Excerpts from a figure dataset

--- BEGIN ---

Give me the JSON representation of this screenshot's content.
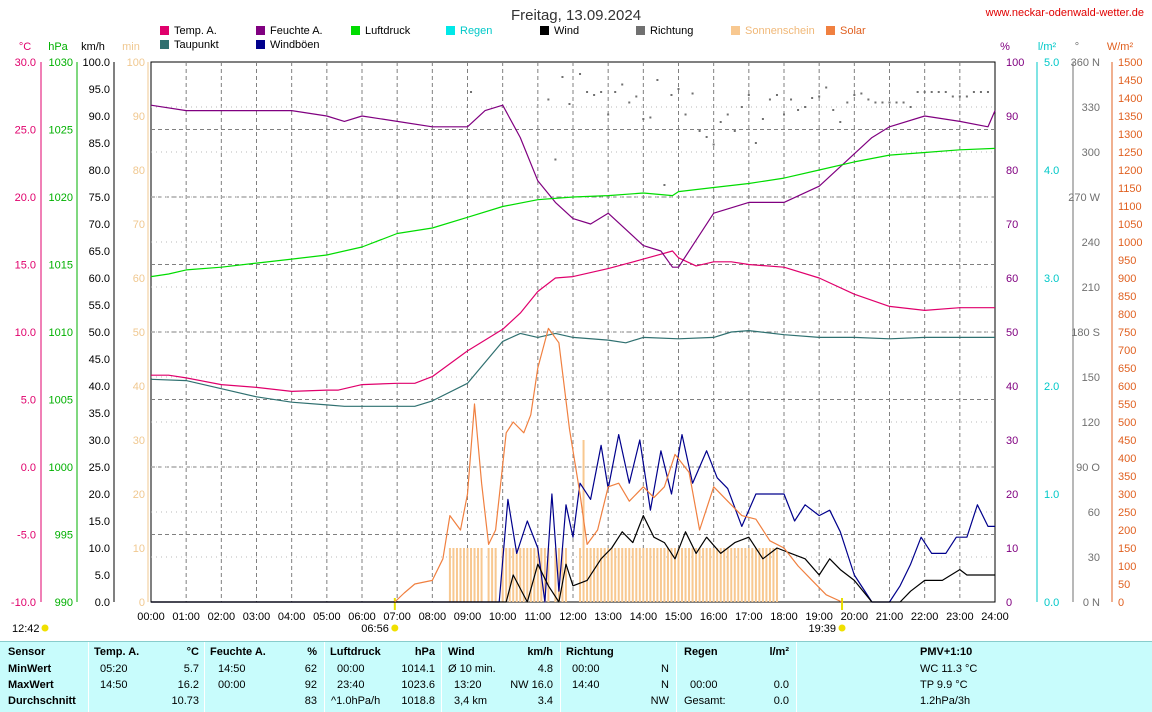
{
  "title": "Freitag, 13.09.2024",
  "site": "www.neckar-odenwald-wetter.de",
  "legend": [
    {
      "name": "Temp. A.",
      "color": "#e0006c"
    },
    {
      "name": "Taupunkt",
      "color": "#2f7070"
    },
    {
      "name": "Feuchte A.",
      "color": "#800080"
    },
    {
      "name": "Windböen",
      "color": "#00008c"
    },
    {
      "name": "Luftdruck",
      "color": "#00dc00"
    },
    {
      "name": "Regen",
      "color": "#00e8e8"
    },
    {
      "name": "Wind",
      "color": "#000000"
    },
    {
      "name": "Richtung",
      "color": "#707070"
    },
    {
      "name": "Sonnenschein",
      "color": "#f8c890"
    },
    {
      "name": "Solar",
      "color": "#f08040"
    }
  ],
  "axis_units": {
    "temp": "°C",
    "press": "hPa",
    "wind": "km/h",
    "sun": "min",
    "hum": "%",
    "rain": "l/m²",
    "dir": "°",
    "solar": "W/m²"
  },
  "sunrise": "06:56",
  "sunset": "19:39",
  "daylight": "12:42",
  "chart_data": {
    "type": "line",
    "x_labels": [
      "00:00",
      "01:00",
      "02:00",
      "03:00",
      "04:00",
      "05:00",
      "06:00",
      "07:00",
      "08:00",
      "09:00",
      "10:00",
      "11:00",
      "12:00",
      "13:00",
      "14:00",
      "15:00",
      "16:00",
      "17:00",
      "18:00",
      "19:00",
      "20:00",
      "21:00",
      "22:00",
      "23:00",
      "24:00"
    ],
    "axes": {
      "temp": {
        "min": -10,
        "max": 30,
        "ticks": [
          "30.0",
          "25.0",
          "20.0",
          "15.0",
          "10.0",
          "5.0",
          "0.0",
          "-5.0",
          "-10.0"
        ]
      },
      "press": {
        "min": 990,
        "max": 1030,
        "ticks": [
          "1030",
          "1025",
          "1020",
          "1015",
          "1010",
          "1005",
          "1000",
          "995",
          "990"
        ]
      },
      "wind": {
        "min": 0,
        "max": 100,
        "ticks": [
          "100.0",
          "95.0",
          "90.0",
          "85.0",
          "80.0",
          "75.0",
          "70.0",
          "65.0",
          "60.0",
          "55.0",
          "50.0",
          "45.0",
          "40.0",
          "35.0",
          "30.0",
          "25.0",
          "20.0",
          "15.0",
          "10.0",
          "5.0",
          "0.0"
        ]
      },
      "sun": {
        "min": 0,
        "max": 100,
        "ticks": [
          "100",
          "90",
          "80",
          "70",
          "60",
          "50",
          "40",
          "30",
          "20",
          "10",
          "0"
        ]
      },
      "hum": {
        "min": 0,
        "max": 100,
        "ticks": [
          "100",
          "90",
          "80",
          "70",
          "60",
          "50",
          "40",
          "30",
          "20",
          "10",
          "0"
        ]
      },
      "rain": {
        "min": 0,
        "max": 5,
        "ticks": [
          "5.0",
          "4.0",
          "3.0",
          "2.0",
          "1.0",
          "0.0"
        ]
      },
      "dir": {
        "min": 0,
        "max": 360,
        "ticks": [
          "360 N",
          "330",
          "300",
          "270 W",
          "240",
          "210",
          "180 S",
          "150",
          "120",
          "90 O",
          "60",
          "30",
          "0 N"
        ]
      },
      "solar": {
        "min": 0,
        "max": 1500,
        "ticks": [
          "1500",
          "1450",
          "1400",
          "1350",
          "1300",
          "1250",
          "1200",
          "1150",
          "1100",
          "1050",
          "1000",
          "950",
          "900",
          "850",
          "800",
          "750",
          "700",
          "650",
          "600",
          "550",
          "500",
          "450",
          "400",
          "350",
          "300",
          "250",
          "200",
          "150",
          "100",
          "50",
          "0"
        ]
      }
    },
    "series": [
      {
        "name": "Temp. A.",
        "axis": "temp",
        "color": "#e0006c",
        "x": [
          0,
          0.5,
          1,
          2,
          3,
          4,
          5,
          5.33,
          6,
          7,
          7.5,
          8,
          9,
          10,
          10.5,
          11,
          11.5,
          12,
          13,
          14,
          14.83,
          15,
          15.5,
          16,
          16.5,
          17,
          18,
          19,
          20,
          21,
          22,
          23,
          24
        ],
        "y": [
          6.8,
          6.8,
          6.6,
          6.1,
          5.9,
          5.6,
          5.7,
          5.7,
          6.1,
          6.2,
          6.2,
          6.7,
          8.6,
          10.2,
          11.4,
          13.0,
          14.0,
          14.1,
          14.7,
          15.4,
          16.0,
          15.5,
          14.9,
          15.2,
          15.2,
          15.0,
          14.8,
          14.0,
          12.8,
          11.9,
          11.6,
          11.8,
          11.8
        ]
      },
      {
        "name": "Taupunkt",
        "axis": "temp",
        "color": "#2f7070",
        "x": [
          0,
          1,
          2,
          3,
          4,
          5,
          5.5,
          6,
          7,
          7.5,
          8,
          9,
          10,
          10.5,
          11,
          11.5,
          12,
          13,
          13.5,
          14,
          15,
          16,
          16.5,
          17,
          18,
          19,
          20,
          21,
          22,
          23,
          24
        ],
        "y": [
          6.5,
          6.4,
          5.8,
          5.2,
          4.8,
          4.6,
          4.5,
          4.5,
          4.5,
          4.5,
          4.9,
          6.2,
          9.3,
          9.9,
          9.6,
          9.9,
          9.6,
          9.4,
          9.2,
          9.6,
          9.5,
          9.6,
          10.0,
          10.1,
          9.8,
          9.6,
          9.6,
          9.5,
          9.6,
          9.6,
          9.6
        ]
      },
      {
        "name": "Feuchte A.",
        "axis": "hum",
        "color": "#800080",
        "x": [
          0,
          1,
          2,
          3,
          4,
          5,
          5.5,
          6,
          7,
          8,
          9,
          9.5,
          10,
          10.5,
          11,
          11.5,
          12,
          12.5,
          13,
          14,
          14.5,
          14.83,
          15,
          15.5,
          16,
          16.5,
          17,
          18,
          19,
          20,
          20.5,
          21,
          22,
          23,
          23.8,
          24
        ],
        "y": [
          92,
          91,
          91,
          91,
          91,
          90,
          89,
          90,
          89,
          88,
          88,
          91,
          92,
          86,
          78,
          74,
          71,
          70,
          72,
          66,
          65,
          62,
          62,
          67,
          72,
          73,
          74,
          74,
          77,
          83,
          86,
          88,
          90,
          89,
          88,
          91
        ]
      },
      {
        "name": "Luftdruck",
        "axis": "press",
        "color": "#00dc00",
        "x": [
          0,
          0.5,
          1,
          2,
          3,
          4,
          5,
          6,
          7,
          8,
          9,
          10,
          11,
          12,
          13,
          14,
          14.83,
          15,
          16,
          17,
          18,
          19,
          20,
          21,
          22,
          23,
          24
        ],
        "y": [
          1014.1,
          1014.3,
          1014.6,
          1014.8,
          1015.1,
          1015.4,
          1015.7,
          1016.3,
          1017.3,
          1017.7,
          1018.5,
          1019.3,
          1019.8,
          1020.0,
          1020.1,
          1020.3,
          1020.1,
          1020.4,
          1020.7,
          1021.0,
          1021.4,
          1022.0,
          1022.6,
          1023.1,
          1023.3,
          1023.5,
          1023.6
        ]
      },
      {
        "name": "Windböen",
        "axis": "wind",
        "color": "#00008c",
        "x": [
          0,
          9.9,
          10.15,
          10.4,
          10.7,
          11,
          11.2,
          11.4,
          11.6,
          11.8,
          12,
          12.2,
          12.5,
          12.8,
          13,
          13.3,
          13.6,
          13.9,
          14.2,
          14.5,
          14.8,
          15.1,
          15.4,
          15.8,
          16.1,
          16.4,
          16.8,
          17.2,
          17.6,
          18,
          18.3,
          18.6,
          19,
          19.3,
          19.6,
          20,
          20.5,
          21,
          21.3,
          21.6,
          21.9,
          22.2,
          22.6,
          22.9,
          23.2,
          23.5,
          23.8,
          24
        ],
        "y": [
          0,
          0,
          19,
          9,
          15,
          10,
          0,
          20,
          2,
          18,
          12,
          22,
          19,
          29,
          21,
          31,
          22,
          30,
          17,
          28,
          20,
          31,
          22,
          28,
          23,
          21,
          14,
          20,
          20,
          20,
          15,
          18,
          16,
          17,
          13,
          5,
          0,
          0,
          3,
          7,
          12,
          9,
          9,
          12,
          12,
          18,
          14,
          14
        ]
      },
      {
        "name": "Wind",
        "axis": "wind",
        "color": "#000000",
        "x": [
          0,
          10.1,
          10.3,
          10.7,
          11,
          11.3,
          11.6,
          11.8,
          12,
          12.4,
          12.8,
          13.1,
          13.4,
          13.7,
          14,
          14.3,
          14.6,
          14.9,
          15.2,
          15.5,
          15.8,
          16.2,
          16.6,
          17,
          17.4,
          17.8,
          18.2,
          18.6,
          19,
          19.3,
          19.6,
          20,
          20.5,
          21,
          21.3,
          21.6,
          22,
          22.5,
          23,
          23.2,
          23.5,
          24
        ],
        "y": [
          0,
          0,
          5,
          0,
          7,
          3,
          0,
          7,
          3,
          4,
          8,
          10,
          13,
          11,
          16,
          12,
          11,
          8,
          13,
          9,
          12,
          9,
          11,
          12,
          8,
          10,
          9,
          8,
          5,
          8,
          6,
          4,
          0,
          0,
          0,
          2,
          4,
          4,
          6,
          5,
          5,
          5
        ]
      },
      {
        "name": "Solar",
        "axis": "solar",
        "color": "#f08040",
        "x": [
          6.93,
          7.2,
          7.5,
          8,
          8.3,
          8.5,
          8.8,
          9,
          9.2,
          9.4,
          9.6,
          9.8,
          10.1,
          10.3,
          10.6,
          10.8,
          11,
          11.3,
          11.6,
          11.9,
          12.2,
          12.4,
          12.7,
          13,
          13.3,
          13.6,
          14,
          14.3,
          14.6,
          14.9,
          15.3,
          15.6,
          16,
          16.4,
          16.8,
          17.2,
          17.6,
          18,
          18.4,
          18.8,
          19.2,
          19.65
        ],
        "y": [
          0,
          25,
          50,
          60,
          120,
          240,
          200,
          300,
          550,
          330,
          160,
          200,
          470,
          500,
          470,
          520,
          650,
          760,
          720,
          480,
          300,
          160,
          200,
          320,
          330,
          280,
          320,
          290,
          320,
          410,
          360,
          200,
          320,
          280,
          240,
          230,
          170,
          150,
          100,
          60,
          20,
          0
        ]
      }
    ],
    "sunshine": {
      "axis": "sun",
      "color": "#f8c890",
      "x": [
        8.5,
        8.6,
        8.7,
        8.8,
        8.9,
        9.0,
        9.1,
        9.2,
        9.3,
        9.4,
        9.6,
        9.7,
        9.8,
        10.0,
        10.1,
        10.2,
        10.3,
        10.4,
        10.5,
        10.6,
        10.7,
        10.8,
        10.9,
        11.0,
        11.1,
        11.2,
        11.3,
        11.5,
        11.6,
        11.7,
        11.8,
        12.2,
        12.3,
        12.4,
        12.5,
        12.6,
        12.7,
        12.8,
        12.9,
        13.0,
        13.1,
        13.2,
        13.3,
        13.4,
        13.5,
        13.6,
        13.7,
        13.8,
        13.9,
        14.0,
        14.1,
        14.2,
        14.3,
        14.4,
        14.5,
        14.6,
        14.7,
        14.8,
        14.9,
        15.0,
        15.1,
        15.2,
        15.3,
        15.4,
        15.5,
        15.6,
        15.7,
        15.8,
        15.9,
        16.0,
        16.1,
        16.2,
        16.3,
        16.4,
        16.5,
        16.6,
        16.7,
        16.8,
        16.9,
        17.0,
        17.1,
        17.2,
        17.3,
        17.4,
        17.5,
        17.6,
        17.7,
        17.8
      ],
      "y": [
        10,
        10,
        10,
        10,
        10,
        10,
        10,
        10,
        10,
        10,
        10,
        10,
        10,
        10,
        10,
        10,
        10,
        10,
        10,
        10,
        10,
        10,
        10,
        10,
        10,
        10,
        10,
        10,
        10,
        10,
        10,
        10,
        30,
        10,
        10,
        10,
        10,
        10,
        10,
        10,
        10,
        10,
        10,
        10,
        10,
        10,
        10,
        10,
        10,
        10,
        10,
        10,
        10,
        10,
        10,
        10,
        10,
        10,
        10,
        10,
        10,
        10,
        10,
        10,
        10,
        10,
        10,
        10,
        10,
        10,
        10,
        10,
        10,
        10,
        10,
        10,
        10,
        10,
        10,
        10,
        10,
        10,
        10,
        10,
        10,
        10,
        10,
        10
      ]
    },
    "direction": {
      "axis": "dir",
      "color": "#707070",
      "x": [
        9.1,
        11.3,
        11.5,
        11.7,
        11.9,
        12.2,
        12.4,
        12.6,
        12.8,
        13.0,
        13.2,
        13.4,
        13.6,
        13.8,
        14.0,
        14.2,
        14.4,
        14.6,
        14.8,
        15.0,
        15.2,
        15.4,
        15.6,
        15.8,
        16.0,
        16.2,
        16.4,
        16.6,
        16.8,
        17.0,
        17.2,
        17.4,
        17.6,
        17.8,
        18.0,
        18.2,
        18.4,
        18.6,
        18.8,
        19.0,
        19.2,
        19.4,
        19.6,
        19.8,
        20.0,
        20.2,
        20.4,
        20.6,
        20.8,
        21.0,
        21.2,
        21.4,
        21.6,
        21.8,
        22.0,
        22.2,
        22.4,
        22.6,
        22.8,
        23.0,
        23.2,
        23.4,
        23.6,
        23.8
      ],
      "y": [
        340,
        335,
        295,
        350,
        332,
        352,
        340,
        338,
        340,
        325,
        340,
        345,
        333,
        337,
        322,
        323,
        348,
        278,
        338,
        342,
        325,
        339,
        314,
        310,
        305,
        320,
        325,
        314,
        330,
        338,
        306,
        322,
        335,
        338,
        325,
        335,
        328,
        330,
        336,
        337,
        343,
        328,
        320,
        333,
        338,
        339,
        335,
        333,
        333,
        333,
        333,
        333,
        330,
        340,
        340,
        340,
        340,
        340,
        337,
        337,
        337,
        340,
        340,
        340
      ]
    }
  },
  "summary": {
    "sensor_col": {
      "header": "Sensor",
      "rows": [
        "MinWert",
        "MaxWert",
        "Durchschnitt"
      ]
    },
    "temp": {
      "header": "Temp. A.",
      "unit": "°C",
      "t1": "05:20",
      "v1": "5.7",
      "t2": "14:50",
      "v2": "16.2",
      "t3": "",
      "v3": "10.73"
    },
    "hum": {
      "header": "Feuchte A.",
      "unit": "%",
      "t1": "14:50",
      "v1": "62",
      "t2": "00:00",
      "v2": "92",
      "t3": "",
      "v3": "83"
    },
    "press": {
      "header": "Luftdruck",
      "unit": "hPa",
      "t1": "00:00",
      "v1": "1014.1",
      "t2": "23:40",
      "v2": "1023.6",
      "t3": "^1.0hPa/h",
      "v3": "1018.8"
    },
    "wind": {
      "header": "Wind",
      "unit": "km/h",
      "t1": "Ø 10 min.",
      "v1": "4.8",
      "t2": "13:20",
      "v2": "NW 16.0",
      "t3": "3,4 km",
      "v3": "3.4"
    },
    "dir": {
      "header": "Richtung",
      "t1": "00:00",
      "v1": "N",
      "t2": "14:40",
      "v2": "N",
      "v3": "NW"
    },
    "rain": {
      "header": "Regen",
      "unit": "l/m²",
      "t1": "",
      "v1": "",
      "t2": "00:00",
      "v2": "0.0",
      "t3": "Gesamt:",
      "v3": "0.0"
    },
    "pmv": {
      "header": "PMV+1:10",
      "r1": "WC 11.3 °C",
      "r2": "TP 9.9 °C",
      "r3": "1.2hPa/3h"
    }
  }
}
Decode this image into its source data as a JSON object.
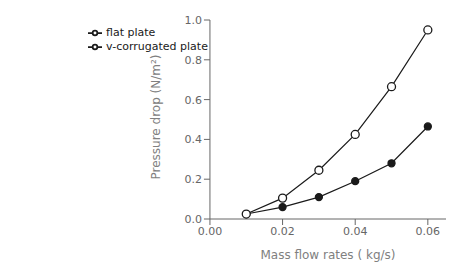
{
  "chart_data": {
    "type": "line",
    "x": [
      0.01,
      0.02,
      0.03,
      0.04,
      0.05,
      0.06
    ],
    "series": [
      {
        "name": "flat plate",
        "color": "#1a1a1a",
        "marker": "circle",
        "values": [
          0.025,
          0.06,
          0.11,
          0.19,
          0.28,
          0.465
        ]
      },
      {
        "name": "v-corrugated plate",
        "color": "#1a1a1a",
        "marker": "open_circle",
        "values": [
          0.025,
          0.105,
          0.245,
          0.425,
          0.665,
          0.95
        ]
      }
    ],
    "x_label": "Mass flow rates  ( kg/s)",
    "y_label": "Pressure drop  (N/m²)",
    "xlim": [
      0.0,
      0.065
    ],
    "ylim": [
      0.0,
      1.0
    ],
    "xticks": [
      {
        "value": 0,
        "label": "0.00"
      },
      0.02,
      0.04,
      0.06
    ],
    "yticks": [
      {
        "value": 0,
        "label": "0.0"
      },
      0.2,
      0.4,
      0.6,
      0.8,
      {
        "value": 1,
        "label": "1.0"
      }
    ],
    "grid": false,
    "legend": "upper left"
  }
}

--- END ---

EXERCISE DETAILS
Search the records for the word "plate" and copy every line where it occurs.

TASK ANSWER
        "name": "flat plate",
        "name": "v-corrugated plate",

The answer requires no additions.